**Given data**

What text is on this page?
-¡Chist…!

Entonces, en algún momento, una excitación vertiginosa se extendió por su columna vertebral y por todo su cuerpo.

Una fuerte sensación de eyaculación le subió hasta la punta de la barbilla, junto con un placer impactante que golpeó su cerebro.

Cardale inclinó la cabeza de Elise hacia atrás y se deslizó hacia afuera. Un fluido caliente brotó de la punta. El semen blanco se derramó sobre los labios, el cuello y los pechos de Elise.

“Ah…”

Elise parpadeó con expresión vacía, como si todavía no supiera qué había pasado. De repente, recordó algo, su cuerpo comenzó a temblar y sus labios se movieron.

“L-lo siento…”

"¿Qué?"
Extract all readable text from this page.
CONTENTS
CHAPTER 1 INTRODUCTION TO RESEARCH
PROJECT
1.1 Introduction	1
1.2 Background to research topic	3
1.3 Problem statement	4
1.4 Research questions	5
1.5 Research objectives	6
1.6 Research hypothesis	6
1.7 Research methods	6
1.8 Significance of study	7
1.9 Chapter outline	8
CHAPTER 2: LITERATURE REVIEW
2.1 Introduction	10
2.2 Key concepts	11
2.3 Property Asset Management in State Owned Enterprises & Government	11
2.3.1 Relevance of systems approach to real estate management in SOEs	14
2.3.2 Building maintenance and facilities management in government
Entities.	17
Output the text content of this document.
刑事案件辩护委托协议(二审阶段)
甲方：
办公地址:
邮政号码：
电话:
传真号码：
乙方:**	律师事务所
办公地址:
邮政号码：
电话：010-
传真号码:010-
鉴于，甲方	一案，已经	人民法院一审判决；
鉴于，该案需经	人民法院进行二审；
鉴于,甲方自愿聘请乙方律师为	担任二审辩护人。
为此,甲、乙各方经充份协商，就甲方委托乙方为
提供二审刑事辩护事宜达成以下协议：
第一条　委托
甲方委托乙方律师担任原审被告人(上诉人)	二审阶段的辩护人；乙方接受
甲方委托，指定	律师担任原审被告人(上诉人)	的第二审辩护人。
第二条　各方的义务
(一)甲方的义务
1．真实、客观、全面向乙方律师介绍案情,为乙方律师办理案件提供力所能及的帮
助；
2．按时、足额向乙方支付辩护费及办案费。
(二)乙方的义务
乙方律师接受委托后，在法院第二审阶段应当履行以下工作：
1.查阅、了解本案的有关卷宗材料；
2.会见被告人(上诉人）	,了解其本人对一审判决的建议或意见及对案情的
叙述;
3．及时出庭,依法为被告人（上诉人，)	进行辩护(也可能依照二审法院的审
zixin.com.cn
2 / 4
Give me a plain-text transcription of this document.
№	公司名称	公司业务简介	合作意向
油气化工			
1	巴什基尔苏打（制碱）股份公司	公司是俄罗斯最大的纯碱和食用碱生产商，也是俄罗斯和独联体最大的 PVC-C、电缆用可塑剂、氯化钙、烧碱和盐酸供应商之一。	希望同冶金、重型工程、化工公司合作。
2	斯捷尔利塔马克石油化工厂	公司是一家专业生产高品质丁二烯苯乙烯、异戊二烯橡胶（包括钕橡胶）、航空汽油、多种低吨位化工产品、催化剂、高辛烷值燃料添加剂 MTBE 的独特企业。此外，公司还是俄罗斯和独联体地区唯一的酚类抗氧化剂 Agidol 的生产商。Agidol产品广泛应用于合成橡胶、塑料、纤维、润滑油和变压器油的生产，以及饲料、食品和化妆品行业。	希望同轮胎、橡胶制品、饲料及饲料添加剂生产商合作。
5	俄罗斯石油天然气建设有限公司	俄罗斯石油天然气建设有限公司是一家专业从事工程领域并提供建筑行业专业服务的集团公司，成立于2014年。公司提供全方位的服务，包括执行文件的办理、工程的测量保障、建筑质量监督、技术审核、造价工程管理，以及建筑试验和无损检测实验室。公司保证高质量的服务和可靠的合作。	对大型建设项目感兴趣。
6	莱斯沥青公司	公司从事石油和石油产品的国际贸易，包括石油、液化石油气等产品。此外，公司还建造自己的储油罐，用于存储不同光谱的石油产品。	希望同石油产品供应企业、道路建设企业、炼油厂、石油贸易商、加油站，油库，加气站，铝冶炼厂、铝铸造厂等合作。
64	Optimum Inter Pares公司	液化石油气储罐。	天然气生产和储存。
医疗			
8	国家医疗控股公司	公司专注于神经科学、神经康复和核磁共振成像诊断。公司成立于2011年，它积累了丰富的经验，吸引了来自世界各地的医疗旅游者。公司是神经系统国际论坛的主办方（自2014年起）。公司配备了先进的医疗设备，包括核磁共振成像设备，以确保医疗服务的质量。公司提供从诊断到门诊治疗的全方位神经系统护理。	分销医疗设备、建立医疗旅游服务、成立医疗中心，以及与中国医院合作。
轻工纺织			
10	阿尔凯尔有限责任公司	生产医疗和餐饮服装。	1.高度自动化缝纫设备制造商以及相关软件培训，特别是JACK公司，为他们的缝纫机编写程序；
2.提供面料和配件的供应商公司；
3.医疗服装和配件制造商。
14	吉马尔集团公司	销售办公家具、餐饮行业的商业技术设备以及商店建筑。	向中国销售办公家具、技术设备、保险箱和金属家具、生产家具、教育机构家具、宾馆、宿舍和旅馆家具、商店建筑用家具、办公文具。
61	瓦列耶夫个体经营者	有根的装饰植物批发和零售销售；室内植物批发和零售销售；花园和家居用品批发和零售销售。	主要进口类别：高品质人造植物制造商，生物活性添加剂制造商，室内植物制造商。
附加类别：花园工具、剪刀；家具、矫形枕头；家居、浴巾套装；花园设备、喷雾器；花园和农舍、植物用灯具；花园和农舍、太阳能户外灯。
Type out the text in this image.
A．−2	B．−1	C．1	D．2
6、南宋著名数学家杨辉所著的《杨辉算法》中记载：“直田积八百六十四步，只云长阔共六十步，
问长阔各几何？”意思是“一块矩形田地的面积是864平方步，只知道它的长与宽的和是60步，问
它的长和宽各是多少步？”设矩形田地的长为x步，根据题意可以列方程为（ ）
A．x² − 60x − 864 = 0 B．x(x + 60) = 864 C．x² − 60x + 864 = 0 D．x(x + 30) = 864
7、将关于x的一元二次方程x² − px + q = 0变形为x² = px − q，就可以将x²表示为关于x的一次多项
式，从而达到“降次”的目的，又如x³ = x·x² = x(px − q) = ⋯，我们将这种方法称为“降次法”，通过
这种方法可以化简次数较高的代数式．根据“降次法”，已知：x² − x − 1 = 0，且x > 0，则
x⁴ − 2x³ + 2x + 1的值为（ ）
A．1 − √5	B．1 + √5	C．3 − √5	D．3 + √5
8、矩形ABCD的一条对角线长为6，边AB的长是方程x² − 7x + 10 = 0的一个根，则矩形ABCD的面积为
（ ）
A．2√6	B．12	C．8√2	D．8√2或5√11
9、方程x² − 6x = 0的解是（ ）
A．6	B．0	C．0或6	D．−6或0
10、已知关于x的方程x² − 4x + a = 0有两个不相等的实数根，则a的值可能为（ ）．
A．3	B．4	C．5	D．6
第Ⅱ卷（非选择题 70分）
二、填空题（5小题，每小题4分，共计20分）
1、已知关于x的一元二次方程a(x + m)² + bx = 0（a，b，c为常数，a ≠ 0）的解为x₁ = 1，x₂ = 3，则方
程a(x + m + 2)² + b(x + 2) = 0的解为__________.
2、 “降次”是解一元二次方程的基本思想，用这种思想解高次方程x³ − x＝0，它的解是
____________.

**What the task requires**
Copy each line of the records containing the string "Elise".

**Answer to the exercise**
Cardale inclinó la cabeza de Elise hacia atrás y se deslizó hacia afuera. Un fluido caliente brotó de la punta. El semen blanco se derramó sobre los labios, el cuello y los pechos de Elise.
Elise parpadeó con expresión vacía, como si todavía no supiera qué había pasado. De repente, recordó algo, su cuerpo comenzó a temblar y sus labios se movieron.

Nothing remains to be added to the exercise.